**REQUIREMENT:** Verbatim output of all the material below is required.
══ RECORD EXCERPTS
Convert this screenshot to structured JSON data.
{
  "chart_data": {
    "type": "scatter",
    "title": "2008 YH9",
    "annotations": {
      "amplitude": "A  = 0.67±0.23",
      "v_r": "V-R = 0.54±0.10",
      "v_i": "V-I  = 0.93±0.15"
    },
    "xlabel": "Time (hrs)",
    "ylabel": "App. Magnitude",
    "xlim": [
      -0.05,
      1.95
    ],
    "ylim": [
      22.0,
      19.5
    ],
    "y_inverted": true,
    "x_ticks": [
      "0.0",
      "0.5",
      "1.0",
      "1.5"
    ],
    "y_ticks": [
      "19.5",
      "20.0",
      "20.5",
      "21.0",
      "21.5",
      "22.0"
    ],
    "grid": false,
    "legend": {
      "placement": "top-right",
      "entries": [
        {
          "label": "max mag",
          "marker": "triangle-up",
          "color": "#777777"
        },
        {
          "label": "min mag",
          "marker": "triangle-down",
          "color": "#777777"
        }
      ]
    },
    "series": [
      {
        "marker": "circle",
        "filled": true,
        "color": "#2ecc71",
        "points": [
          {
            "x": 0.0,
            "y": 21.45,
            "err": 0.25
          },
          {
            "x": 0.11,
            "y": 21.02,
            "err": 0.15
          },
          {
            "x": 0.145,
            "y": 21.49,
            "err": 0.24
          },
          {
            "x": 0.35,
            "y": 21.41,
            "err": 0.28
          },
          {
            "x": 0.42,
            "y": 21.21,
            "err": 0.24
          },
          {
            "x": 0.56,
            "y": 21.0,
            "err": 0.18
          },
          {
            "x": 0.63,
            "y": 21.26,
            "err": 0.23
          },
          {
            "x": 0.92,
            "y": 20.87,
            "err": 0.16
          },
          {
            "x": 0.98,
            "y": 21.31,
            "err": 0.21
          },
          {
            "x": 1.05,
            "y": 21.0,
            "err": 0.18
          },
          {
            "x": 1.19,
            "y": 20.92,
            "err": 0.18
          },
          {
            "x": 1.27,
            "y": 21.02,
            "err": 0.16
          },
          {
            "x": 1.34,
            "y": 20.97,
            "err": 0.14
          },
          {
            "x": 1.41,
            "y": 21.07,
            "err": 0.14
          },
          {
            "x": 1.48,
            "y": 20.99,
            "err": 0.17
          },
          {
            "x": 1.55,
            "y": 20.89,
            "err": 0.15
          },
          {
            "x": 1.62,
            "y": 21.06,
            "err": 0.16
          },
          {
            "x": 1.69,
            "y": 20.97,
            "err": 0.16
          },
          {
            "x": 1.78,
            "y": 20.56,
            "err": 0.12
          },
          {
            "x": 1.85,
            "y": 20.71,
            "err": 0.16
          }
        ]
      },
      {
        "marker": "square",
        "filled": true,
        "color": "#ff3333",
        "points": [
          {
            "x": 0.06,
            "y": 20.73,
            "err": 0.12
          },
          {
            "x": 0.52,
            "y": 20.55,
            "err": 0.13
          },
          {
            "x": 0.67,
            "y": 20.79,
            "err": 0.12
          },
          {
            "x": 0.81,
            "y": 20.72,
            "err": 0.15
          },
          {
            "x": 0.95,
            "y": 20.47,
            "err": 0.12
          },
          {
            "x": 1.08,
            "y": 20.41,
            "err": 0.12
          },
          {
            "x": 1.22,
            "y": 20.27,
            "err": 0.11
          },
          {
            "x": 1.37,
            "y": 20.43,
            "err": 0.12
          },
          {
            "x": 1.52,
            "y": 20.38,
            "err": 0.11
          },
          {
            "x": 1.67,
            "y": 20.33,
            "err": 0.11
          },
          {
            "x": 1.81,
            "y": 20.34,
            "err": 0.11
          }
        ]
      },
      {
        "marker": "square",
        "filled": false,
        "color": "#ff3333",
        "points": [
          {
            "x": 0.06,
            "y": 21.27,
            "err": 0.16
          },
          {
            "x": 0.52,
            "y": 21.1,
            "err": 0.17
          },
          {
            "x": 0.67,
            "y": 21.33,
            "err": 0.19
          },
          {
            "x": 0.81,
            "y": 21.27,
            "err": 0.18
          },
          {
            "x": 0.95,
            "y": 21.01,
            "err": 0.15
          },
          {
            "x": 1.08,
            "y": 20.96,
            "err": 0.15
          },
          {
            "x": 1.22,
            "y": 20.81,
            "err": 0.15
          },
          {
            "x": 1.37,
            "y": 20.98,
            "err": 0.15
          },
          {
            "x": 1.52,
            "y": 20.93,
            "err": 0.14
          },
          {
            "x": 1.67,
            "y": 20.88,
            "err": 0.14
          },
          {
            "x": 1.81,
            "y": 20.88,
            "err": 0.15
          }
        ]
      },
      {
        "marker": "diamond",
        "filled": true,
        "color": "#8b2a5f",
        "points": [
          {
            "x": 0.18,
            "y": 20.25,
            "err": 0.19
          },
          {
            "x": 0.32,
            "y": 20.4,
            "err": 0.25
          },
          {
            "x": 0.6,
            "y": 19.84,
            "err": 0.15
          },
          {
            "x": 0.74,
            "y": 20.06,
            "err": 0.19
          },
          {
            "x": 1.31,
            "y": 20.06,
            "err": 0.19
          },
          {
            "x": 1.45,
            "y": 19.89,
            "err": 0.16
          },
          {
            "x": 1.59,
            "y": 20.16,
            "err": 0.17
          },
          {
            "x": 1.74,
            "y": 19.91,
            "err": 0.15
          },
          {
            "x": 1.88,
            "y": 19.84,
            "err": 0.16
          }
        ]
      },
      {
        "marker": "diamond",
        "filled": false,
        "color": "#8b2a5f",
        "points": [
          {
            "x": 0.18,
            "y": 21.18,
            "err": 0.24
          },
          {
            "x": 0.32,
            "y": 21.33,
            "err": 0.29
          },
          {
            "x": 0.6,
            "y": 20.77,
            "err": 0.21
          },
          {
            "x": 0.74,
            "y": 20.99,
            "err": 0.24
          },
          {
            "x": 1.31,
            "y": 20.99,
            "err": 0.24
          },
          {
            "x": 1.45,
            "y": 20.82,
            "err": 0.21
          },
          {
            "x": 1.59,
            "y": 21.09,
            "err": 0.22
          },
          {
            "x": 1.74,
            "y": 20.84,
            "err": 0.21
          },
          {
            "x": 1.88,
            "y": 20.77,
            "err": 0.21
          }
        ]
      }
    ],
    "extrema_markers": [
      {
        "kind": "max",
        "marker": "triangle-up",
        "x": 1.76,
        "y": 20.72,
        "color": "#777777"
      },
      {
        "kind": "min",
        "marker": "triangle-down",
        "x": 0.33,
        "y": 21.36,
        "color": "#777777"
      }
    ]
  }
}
════
**EXERCISE SOLUTION:**
Convert this screenshot to structured JSON data.
{
  "chart_data": {
    "type": "scatter",
    "title": "2008 YH9",
    "annotations": {
      "amplitude": "A  = 0.67±0.23",
      "v_r": "V-R = 0.54±0.10",
      "v_i": "V-I  = 0.93±0.15"
    },
    "xlabel": "Time (hrs)",
    "ylabel": "App. Magnitude",
    "xlim": [
      -0.05,
      1.95
    ],
    "ylim": [
      22.0,
      19.5
    ],
    "y_inverted": true,
    "x_ticks": [
      "0.0",
      "0.5",
      "1.0",
      "1.5"
    ],
    "y_ticks": [
      "19.5",
      "20.0",
      "20.5",
      "21.0",
      "21.5",
      "22.0"
    ],
    "grid": false,
    "legend": {
      "placement": "top-right",
      "entries": [
        {
          "label": "max mag",
          "marker": "triangle-up",
          "color": "#777777"
        },
        {
          "label": "min mag",
          "marker": "triangle-down",
          "color": "#777777"
        }
      ]
    },
    "series": [
      {
        "marker": "circle",
        "filled": true,
        "color": "#2ecc71",
        "points": [
          {
            "x": 0.0,
            "y": 21.45,
            "err": 0.25
          },
          {
            "x": 0.11,
            "y": 21.02,
            "err": 0.15
          },
          {
            "x": 0.145,
            "y": 21.49,
            "err": 0.24
          },
          {
            "x": 0.35,
            "y": 21.41,
            "err": 0.28
          },
          {
            "x": 0.42,
            "y": 21.21,
            "err": 0.24
          },
          {
            "x": 0.56,
            "y": 21.0,
            "err": 0.18
          },
          {
            "x": 0.63,
            "y": 21.26,
            "err": 0.23
          },
          {
            "x": 0.92,
            "y": 20.87,
            "err": 0.16
          },
          {
            "x": 0.98,
            "y": 21.31,
            "err": 0.21
          },
          {
            "x": 1.05,
            "y": 21.0,
            "err": 0.18
          },
          {
            "x": 1.19,
            "y": 20.92,
            "err": 0.18
          },
          {
            "x": 1.27,
            "y": 21.02,
            "err": 0.16
          },
          {
            "x": 1.34,
            "y": 20.97,
            "err": 0.14
          },
          {
            "x": 1.41,
            "y": 21.07,
            "err": 0.14
          },
          {
            "x": 1.48,
            "y": 20.99,
            "err": 0.17
          },
          {
            "x": 1.55,
            "y": 20.89,
            "err": 0.15
          },
          {
            "x": 1.62,
            "y": 21.06,
            "err": 0.16
          },
          {
            "x": 1.69,
            "y": 20.97,
            "err": 0.16
          },
          {
            "x": 1.78,
            "y": 20.56,
            "err": 0.12
          },
          {
            "x": 1.85,
            "y": 20.71,
            "err": 0.16
          }
        ]
      },
      {
        "marker": "square",
        "filled": true,
        "color": "#ff3333",
        "points": [
          {
            "x": 0.06,
            "y": 20.73,
            "err": 0.12
          },
          {
            "x": 0.52,
            "y": 20.55,
            "err": 0.13
          },
          {
            "x": 0.67,
            "y": 20.79,
            "err": 0.12
          },
          {
            "x": 0.81,
            "y": 20.72,
            "err": 0.15
          },
          {
            "x": 0.95,
            "y": 20.47,
            "err": 0.12
          },
          {
            "x": 1.08,
            "y": 20.41,
            "err": 0.12
          },
          {
            "x": 1.22,
            "y": 20.27,
            "err": 0.11
          },
          {
            "x": 1.37,
            "y": 20.43,
            "err": 0.12
          },
          {
            "x": 1.52,
            "y": 20.38,
            "err": 0.11
          },
          {
            "x": 1.67,
            "y": 20.33,
            "err": 0.11
          },
          {
            "x": 1.81,
            "y": 20.34,
            "err": 0.11
          }
        ]
      },
      {
        "marker": "square",
        "filled": false,
        "color": "#ff3333",
        "points": [
          {
            "x": 0.06,
            "y": 21.27,
            "err": 0.16
          },
          {
            "x": 0.52,
            "y": 21.1,
            "err": 0.17
          },
          {
            "x": 0.67,
            "y": 21.33,
            "err": 0.19
          },
          {
            "x": 0.81,
            "y": 21.27,
            "err": 0.18
          },
          {
            "x": 0.95,
            "y": 21.01,
            "err": 0.15
          },
          {
            "x": 1.08,
            "y": 20.96,
            "err": 0.15
          },
          {
            "x": 1.22,
            "y": 20.81,
            "err": 0.15
          },
          {
            "x": 1.37,
            "y": 20.98,
            "err": 0.15
          },
          {
            "x": 1.52,
            "y": 20.93,
            "err": 0.14
          },
          {
            "x": 1.67,
            "y": 20.88,
            "err": 0.14
          },
          {
            "x": 1.81,
            "y": 20.88,
            "err": 0.15
          }
        ]
      },
      {
        "marker": "diamond",
        "filled": true,
        "color": "#8b2a5f",
        "points": [
          {
            "x": 0.18,
            "y": 20.25,
            "err": 0.19
          },
          {
            "x": 0.32,
            "y": 20.4,
            "err": 0.25
          },
          {
            "x": 0.6,
            "y": 19.84,
            "err": 0.15
          },
          {
            "x": 0.74,
            "y": 20.06,
            "err": 0.19
          },
          {
            "x": 1.31,
            "y": 20.06,
            "err": 0.19
          },
          {
            "x": 1.45,
            "y": 19.89,
            "err": 0.16
          },
          {
            "x": 1.59,
            "y": 20.16,
            "err": 0.17
          },
          {
            "x": 1.74,
            "y": 19.91,
            "err": 0.15
          },
          {
            "x": 1.88,
            "y": 19.84,
            "err": 0.16
          }
        ]
      },
      {
        "marker": "diamond",
        "filled": false,
        "color": "#8b2a5f",
        "points": [
          {
            "x": 0.18,
            "y": 21.18,
            "err": 0.24
          },
          {
            "x": 0.32,
            "y": 21.33,
            "err": 0.29
          },
          {
            "x": 0.6,
            "y": 20.77,
            "err": 0.21
          },
          {
            "x": 0.74,
            "y": 20.99,
            "err": 0.24
          },
          {
            "x": 1.31,
            "y": 20.99,
            "err": 0.24
          },
          {
            "x": 1.45,
            "y": 20.82,
            "err": 0.21
          },
          {
            "x": 1.59,
            "y": 21.09,
            "err": 0.22
          },
          {
            "x": 1.74,
            "y": 20.84,
            "err": 0.21
          },
          {
            "x": 1.88,
            "y": 20.77,
            "err": 0.21
          }
        ]
      }
    ],
    "extrema_markers": [
      {
        "kind": "max",
        "marker": "triangle-up",
        "x": 1.76,
        "y": 20.72,
        "color": "#777777"
      },
      {
        "kind": "min",
        "marker": "triangle-down",
        "x": 0.33,
        "y": 21.36,
        "color": "#777777"
      }
    ]
  }
}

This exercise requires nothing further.